Directions for this task
Give only a count of the lines that include the string "formule".

(Dataset items)
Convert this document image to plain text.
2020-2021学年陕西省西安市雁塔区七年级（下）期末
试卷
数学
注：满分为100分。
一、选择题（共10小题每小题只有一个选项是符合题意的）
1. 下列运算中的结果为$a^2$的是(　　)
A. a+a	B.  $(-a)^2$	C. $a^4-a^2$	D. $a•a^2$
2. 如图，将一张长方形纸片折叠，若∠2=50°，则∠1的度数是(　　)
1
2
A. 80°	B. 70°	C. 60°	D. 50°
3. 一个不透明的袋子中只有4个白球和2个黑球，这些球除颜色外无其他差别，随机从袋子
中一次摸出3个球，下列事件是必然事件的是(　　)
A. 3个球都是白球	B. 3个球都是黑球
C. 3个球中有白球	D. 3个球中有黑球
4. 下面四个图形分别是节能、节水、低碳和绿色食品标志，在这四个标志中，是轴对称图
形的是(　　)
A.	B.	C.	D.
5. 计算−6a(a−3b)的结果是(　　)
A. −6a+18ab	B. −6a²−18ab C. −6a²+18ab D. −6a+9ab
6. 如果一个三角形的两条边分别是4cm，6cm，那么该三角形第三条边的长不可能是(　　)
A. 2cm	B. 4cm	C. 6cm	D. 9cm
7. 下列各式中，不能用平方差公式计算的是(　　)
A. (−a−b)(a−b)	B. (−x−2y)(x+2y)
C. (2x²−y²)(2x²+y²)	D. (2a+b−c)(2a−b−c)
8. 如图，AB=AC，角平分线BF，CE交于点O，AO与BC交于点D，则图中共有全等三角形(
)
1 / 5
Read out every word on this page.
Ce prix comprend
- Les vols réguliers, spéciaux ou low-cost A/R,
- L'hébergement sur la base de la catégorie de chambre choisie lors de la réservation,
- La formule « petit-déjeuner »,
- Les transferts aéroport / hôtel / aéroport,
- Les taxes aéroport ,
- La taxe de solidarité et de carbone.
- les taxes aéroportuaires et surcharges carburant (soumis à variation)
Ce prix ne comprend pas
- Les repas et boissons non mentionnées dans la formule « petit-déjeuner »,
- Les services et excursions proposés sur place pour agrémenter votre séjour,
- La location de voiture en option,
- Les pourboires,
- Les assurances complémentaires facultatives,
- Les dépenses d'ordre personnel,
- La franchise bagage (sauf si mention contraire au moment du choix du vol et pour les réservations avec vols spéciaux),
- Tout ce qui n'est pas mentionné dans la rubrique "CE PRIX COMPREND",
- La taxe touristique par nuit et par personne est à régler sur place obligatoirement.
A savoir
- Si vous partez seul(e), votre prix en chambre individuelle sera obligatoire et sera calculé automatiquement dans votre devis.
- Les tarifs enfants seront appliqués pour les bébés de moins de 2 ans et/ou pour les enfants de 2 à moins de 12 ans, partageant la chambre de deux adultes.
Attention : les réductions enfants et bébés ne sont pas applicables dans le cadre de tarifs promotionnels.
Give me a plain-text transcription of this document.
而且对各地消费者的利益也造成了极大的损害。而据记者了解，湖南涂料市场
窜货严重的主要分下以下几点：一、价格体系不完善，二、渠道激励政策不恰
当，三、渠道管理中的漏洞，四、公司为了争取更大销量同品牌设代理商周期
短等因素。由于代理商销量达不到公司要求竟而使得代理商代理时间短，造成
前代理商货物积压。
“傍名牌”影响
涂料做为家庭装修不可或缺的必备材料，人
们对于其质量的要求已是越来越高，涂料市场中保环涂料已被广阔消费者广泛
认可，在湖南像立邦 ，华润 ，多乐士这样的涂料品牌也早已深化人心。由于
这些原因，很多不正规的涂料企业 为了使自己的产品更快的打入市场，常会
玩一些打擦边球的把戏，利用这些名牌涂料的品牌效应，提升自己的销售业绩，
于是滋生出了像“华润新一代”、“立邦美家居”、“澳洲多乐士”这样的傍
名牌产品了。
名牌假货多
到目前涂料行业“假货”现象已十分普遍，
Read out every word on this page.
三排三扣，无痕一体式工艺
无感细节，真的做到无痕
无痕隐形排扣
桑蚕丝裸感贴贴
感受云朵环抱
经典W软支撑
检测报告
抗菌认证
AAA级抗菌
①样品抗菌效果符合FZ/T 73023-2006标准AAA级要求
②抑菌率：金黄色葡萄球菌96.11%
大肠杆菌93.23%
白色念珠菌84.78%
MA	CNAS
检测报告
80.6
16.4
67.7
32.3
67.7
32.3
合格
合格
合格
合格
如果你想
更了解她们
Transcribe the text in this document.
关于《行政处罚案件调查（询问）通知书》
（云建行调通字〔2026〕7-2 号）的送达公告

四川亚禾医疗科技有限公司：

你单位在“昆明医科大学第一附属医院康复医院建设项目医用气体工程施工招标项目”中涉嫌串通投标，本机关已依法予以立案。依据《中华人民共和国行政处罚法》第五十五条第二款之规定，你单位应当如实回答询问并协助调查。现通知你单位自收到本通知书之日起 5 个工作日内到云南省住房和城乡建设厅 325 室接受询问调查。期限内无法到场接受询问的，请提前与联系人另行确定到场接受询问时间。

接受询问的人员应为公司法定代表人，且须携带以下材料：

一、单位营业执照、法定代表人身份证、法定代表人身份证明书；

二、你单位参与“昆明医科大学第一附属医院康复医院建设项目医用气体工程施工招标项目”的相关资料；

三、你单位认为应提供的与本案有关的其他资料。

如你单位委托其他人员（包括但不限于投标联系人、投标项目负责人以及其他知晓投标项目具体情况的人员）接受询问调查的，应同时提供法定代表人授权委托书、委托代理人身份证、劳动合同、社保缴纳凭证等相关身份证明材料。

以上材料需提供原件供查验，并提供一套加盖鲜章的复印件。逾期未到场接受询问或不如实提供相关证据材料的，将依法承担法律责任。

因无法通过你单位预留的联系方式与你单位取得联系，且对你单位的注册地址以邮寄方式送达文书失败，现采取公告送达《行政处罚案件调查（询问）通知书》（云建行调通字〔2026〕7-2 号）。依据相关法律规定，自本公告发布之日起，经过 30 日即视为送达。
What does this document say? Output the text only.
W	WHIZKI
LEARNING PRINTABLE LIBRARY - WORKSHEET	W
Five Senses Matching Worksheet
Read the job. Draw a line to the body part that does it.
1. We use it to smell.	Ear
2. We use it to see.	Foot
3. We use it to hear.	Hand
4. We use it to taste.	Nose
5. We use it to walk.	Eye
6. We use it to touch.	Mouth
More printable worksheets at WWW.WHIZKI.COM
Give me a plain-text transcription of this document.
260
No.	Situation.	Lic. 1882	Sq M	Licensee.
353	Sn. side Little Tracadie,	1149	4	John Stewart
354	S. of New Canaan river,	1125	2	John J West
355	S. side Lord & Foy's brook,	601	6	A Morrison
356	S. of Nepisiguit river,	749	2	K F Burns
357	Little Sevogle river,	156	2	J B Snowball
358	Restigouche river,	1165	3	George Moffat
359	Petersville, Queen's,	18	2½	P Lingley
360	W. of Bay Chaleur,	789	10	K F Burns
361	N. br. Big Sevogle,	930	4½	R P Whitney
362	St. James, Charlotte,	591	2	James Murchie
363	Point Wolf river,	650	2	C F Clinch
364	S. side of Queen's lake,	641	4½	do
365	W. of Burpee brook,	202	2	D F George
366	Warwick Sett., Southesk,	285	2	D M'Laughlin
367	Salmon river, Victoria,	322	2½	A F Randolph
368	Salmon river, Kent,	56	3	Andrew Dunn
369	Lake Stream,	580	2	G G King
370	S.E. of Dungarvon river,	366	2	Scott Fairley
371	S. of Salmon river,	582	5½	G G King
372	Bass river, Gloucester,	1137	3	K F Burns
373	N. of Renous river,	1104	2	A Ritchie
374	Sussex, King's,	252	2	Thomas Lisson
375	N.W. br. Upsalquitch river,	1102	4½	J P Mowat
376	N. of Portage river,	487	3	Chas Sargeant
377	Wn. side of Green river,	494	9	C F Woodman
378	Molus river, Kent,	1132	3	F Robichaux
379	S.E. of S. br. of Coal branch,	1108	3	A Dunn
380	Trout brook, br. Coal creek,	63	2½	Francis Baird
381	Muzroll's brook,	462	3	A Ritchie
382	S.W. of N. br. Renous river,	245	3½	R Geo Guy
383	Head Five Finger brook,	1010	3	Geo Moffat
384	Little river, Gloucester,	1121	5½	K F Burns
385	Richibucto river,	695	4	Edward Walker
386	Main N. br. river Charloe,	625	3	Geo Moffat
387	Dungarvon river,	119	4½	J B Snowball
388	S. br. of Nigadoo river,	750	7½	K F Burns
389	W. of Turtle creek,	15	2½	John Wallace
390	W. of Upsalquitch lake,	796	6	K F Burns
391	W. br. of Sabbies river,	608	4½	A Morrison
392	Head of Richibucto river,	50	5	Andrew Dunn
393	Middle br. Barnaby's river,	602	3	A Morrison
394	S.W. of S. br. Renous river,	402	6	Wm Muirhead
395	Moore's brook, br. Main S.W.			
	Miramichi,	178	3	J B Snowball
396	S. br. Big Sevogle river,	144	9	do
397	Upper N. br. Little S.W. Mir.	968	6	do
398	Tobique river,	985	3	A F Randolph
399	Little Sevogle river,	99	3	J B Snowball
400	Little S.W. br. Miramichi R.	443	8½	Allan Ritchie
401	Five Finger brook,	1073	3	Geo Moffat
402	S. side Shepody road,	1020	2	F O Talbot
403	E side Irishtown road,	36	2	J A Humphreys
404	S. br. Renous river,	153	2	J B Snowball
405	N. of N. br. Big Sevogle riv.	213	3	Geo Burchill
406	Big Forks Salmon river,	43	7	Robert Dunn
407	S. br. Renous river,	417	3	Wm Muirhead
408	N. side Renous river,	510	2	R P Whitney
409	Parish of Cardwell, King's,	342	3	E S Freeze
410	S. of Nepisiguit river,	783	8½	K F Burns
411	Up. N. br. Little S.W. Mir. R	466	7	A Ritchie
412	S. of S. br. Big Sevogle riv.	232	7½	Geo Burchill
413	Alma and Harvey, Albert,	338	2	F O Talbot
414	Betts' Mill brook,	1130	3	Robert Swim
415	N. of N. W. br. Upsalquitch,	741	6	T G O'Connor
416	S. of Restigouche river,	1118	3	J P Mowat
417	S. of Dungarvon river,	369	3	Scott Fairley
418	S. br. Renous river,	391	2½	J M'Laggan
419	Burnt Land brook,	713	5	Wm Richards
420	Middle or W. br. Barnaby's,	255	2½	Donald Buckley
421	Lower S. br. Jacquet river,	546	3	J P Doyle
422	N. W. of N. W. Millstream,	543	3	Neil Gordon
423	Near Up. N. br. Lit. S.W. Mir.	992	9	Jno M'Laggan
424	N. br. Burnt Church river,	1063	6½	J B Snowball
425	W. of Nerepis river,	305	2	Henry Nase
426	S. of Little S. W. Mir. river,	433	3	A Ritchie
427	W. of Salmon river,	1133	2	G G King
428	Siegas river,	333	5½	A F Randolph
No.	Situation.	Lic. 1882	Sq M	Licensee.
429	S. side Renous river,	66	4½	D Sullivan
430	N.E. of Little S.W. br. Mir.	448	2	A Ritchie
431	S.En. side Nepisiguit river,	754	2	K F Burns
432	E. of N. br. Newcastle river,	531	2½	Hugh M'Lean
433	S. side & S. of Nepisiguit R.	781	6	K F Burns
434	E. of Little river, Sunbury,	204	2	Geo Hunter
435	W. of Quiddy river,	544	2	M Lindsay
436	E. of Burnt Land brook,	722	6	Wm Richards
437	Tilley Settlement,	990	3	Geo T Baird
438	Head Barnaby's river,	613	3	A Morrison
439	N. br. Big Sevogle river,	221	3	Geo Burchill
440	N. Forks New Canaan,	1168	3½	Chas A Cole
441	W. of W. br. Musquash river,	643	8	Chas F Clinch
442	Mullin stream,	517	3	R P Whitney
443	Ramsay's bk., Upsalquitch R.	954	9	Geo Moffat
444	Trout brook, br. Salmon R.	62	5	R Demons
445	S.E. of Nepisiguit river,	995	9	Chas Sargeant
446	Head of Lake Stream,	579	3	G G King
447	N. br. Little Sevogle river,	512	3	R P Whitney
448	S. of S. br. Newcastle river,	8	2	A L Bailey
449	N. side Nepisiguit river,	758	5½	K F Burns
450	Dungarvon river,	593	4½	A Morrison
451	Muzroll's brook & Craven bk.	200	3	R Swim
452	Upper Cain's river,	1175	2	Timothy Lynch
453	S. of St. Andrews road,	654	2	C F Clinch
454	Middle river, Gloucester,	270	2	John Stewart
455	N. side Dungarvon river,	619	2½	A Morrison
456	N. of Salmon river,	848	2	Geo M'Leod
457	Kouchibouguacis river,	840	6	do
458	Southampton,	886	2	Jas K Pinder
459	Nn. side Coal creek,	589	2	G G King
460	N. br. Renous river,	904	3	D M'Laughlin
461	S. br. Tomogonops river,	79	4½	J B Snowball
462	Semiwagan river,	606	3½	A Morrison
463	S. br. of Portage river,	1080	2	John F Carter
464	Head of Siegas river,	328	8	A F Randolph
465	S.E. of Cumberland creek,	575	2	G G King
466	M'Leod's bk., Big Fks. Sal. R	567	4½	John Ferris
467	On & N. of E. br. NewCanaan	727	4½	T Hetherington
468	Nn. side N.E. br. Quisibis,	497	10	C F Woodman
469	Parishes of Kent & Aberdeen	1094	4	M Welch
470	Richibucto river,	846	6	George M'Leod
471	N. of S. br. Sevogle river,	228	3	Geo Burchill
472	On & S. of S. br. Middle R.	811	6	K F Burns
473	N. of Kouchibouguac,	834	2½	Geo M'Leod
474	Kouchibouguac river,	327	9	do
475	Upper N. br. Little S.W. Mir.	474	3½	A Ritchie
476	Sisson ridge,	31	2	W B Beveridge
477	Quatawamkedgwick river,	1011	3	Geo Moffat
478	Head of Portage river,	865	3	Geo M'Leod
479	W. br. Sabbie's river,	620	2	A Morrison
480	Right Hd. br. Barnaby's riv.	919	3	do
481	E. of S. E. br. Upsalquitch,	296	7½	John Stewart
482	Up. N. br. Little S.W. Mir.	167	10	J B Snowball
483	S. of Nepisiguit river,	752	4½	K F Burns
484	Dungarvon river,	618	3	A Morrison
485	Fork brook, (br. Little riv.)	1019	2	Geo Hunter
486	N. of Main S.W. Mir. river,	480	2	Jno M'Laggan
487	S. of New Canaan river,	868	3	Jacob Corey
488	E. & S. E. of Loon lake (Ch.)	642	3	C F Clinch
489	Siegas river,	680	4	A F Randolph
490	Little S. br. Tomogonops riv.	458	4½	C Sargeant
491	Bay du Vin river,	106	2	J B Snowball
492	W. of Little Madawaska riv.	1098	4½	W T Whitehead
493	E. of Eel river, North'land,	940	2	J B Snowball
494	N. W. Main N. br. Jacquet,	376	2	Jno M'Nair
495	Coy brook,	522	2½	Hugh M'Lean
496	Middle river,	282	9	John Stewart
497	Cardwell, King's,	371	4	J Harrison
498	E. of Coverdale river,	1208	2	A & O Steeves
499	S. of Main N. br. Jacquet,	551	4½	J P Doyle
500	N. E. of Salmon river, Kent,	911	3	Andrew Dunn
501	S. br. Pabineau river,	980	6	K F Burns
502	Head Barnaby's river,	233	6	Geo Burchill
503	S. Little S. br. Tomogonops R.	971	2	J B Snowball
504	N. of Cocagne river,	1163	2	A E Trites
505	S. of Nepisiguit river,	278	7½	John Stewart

Full answer
2